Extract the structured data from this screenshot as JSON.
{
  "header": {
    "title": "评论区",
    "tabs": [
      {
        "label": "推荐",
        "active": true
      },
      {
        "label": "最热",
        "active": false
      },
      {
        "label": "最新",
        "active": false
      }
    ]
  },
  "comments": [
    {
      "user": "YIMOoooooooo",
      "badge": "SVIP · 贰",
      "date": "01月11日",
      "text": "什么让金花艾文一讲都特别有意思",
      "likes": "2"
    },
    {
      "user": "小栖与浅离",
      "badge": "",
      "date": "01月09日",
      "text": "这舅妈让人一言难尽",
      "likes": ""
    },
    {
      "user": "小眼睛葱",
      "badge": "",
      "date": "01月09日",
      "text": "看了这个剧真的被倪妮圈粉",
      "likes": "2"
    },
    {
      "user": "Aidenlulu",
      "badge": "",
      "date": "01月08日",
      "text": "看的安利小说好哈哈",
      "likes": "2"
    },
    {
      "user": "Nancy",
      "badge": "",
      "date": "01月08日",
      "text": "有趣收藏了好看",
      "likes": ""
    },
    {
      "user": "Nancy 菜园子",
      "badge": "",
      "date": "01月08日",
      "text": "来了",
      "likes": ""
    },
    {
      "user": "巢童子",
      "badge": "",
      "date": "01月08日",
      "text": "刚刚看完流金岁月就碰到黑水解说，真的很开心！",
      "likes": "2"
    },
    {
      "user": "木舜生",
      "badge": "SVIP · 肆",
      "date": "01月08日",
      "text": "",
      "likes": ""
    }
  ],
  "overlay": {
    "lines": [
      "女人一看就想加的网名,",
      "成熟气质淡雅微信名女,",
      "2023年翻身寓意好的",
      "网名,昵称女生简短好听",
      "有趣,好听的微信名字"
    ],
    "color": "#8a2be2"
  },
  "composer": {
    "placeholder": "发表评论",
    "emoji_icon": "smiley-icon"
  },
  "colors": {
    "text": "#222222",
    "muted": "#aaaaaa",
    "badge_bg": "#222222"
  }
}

--------------------

Using the data above, copy each line that contains "user".

→ **Solution**:
      "user": "YIMOoooooooo",
      "user": "小栖与浅离",
      "user": "小眼睛葱",
      "user": "Aidenlulu",
      "user": "Nancy",
      "user": "Nancy 菜园子",
      "user": "巢童子",
      "user": "木舜生",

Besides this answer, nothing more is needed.